## Written task
Reproduce the records below exactly as they appear, omitting any pictures they contain.

## Materials provided
┄┄┄┄┄┄┄┄┄┄┄┄┄┄┄┄┄┄┄┄
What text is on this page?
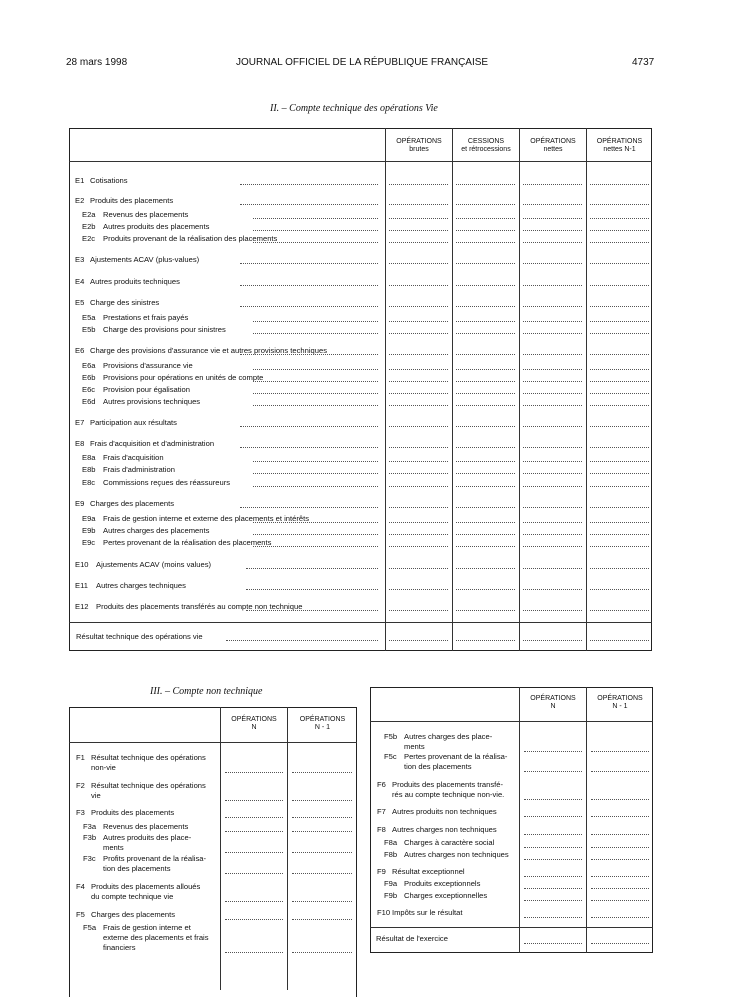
28 mars 1998	JOURNAL OFFICIEL DE LA RÉPUBLIQUE FRANÇAISE	4737
II. – Compte technique des opérations Vie
OPÉRATIONS
brutes
CESSIONS
et rétrocessions
OPÉRATIONS
nettes
OPÉRATIONS
nettes N-1
E1 Cotisations
E2 Produits des placements
E2a Revenus des placements
E2b Autres produits des placements
E2c Produits provenant de la réalisation des placements
E3 Ajustements ACAV (plus-values)
E4 Autres produits techniques
E5 Charge des sinistres
E5a Prestations et frais payés
E5b Charge des provisions pour sinistres
E6 Charge des provisions d'assurance vie et autres provisions techniques
E6a Provisions d'assurance vie
E6b Provisions pour opérations en unités de compte
E6c Provision pour égalisation
E6d Autres provisions techniques
E7 Participation aux résultats
E8 Frais d'acquisition et d'administration
E8a Frais d'acquisition
E8b Frais d'administration
E8c Commissions reçues des réassureurs
E9 Charges des placements
E9a Frais de gestion interne et externe des placements et intérêts
E9b Autres charges des placements
E9c Pertes provenant de la réalisation des placements
E10 Ajustements ACAV (moins values)
E11 Autres charges techniques
E12 Produits des placements transférés au compte non technique
Résultat technique des opérations vie
III. – Compte non technique
OPÉRATIONS
N
OPÉRATIONS
N - 1
F1 Résultat technique des opérations
non-vie
F2 Résultat technique des opérations
vie
F3 Produits des placements
F3a Revenus des placements
F3b Autres produits des place-
ments
F3c Profits provenant de la réalisa-
tion des placements
F4 Produits des placements alloués
du compte technique vie
F5 Charges des placements
F5a Frais de gestion interne et
externe des placements et frais
financiers
OPÉRATIONS
N
OPÉRATIONS
N - 1
F5b Autres charges des place-
ments
F5c Pertes provenant de la réalisa-
tion des placements
F6 Produits des placements transfé-
rés au compte technique non-vie.
F7 Autres produits non techniques
F8 Autres charges non techniques
F8a Charges à caractère social
F8b Autres charges non techniques
F9 Résultat exceptionnel
F9a Produits exceptionnels
F9b Charges exceptionnelles
F10 Impôts sur le résultat
Résultat de l'exercice
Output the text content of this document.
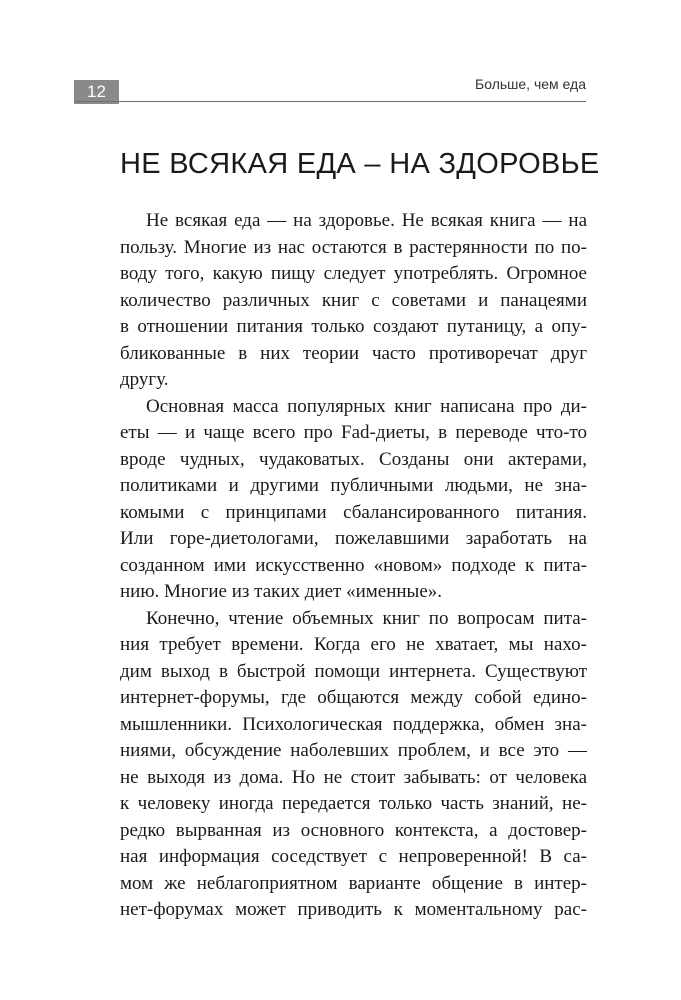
12	Больше, чем еда
НЕ ВСЯКАЯ ЕДА – НА ЗДОРОВЬЕ
Не всякая еда — на здоровье. Не всякая книга — на
пользу. Многие из нас остаются в растерянности по по-
воду того, какую пищу следует употреблять. Огромное
количество различных книг с советами и панацеями
в отношении питания только создают путаницу, а опу-
бликованные в них теории часто противоречат друг
другу.
Основная масса популярных книг написана про ди-
еты — и чаще всего про Fad-диеты, в переводе что-то
вроде чудных, чудаковатых. Созданы они актерами,
политиками и другими публичными людьми, не зна-
комыми с принципами сбалансированного питания.
Или горе-диетологами, пожелавшими заработать на
созданном ими искусственно «новом» подходе к пита-
нию. Многие из таких диет «именные».
Конечно, чтение объемных книг по вопросам пита-
ния требует времени. Когда его не хватает, мы нахо-
дим выход в быстрой помощи интернета. Существуют
интернет-форумы, где общаются между собой едино-
мышленники. Психологическая поддержка, обмен зна-
ниями, обсуждение наболевших проблем, и все это —
не выходя из дома. Но не стоит забывать: от человека
к человеку иногда передается только часть знаний, не-
редко вырванная из основного контекста, а достовер-
ная информация соседствует с непроверенной! В са-
мом же неблагоприятном варианте общение в интер-
нет-форумах может приводить к моментальному рас-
┄┄┄┄┄┄┄┄┄┄┄┄┄┄┄┄┄┄┄┄
## Answer below
What text is on this page?
28 mars 1998	JOURNAL OFFICIEL DE LA RÉPUBLIQUE FRANÇAISE	4737
II. – Compte technique des opérations Vie
OPÉRATIONS
brutes
CESSIONS
et rétrocessions
OPÉRATIONS
nettes
OPÉRATIONS
nettes N-1
E1 Cotisations
E2 Produits des placements
E2a Revenus des placements
E2b Autres produits des placements
E2c Produits provenant de la réalisation des placements
E3 Ajustements ACAV (plus-values)
E4 Autres produits techniques
E5 Charge des sinistres
E5a Prestations et frais payés
E5b Charge des provisions pour sinistres
E6 Charge des provisions d'assurance vie et autres provisions techniques
E6a Provisions d'assurance vie
E6b Provisions pour opérations en unités de compte
E6c Provision pour égalisation
E6d Autres provisions techniques
E7 Participation aux résultats
E8 Frais d'acquisition et d'administration
E8a Frais d'acquisition
E8b Frais d'administration
E8c Commissions reçues des réassureurs
E9 Charges des placements
E9a Frais de gestion interne et externe des placements et intérêts
E9b Autres charges des placements
E9c Pertes provenant de la réalisation des placements
E10 Ajustements ACAV (moins values)
E11 Autres charges techniques
E12 Produits des placements transférés au compte non technique
Résultat technique des opérations vie
III. – Compte non technique
OPÉRATIONS
N
OPÉRATIONS
N - 1
F1 Résultat technique des opérations
non-vie
F2 Résultat technique des opérations
vie
F3 Produits des placements
F3a Revenus des placements
F3b Autres produits des place-
ments
F3c Profits provenant de la réalisa-
tion des placements
F4 Produits des placements alloués
du compte technique vie
F5 Charges des placements
F5a Frais de gestion interne et
externe des placements et frais
financiers
OPÉRATIONS
N
OPÉRATIONS
N - 1
F5b Autres charges des place-
ments
F5c Pertes provenant de la réalisa-
tion des placements
F6 Produits des placements transfé-
rés au compte technique non-vie.
F7 Autres produits non techniques
F8 Autres charges non techniques
F8a Charges à caractère social
F8b Autres charges non techniques
F9 Résultat exceptionnel
F9a Produits exceptionnels
F9b Charges exceptionnelles
F10 Impôts sur le résultat
Résultat de l'exercice
Output the text content of this document.
12	Больше, чем еда
НЕ ВСЯКАЯ ЕДА – НА ЗДОРОВЬЕ
Не всякая еда — на здоровье. Не всякая книга — на
пользу. Многие из нас остаются в растерянности по по-
воду того, какую пищу следует употреблять. Огромное
количество различных книг с советами и панацеями
в отношении питания только создают путаницу, а опу-
бликованные в них теории часто противоречат друг
другу.
Основная масса популярных книг написана про ди-
еты — и чаще всего про Fad-диеты, в переводе что-то
вроде чудных, чудаковатых. Созданы они актерами,
политиками и другими публичными людьми, не зна-
комыми с принципами сбалансированного питания.
Или горе-диетологами, пожелавшими заработать на
созданном ими искусственно «новом» подходе к пита-
нию. Многие из таких диет «именные».
Конечно, чтение объемных книг по вопросам пита-
ния требует времени. Когда его не хватает, мы нахо-
дим выход в быстрой помощи интернета. Существуют
интернет-форумы, где общаются между собой едино-
мышленники. Психологическая поддержка, обмен зна-
ниями, обсуждение наболевших проблем, и все это —
не выходя из дома. Но не стоит забывать: от человека
к человеку иногда передается только часть знаний, не-
редко вырванная из основного контекста, а достовер-
ная информация соседствует с непроверенной! В са-
мом же неблагоприятном варианте общение в интер-
нет-форумах может приводить к моментальному рас-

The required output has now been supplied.